Reproduce the entries below in full, word for word.

• **Collected data entries**:
(begin)

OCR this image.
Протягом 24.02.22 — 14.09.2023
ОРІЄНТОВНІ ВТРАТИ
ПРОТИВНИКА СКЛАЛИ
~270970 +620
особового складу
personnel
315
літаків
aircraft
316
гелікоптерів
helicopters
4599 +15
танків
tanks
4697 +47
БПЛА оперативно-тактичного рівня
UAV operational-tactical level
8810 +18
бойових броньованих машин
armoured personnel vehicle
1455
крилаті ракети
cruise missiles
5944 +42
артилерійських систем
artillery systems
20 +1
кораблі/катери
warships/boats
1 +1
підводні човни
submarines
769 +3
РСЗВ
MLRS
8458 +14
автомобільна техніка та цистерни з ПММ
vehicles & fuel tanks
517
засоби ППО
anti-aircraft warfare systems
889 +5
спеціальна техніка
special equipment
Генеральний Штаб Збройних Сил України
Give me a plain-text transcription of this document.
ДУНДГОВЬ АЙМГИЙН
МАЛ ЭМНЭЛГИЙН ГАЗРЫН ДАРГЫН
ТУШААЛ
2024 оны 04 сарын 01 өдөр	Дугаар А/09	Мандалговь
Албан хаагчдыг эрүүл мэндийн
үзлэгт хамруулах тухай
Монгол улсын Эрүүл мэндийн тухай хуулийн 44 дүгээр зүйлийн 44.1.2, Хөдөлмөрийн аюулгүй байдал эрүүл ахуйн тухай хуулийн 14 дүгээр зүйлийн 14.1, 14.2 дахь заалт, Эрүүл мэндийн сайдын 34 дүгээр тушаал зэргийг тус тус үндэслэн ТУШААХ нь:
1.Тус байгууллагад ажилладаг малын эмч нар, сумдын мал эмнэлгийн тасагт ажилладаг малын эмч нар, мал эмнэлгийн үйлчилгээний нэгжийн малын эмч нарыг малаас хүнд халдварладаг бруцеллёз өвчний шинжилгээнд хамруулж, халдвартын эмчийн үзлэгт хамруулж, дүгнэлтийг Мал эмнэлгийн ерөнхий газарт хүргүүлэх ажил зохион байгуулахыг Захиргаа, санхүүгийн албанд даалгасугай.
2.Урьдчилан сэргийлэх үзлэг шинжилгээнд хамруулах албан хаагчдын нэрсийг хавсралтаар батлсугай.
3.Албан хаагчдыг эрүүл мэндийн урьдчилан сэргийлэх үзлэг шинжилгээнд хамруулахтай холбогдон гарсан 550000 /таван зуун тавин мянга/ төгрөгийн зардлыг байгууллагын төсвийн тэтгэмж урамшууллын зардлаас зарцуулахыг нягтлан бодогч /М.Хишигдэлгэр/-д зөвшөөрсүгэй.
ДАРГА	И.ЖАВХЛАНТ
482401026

(end)

• **RESPONSE**:
OCR this image.
Протягом 24.02.22 — 14.09.2023
ОРІЄНТОВНІ ВТРАТИ
ПРОТИВНИКА СКЛАЛИ
~270970 +620
особового складу
personnel
315
літаків
aircraft
316
гелікоптерів
helicopters
4599 +15
танків
tanks
4697 +47
БПЛА оперативно-тактичного рівня
UAV operational-tactical level
8810 +18
бойових броньованих машин
armoured personnel vehicle
1455
крилаті ракети
cruise missiles
5944 +42
артилерійських систем
artillery systems
20 +1
кораблі/катери
warships/boats
1 +1
підводні човни
submarines
769 +3
РСЗВ
MLRS
8458 +14
автомобільна техніка та цистерни з ПММ
vehicles & fuel tanks
517
засоби ППО
anti-aircraft warfare systems
889 +5
спеціальна техніка
special equipment
Генеральний Штаб Збройних Сил України
Give me a plain-text transcription of this document.
ДУНДГОВЬ АЙМГИЙН
МАЛ ЭМНЭЛГИЙН ГАЗРЫН ДАРГЫН
ТУШААЛ
2024 оны 04 сарын 01 өдөр	Дугаар А/09	Мандалговь
Албан хаагчдыг эрүүл мэндийн
үзлэгт хамруулах тухай
Монгол улсын Эрүүл мэндийн тухай хуулийн 44 дүгээр зүйлийн 44.1.2, Хөдөлмөрийн аюулгүй байдал эрүүл ахуйн тухай хуулийн 14 дүгээр зүйлийн 14.1, 14.2 дахь заалт, Эрүүл мэндийн сайдын 34 дүгээр тушаал зэргийг тус тус үндэслэн ТУШААХ нь:
1.Тус байгууллагад ажилладаг малын эмч нар, сумдын мал эмнэлгийн тасагт ажилладаг малын эмч нар, мал эмнэлгийн үйлчилгээний нэгжийн малын эмч нарыг малаас хүнд халдварладаг бруцеллёз өвчний шинжилгээнд хамруулж, халдвартын эмчийн үзлэгт хамруулж, дүгнэлтийг Мал эмнэлгийн ерөнхий газарт хүргүүлэх ажил зохион байгуулахыг Захиргаа, санхүүгийн албанд даалгасугай.
2.Урьдчилан сэргийлэх үзлэг шинжилгээнд хамруулах албан хаагчдын нэрсийг хавсралтаар батлсугай.
3.Албан хаагчдыг эрүүл мэндийн урьдчилан сэргийлэх үзлэг шинжилгээнд хамруулахтай холбогдон гарсан 550000 /таван зуун тавин мянга/ төгрөгийн зардлыг байгууллагын төсвийн тэтгэмж урамшууллын зардлаас зарцуулахыг нягтлан бодогч /М.Хишигдэлгэр/-д зөвшөөрсүгэй.
ДАРГА	И.ЖАВХЛАНТ
482401026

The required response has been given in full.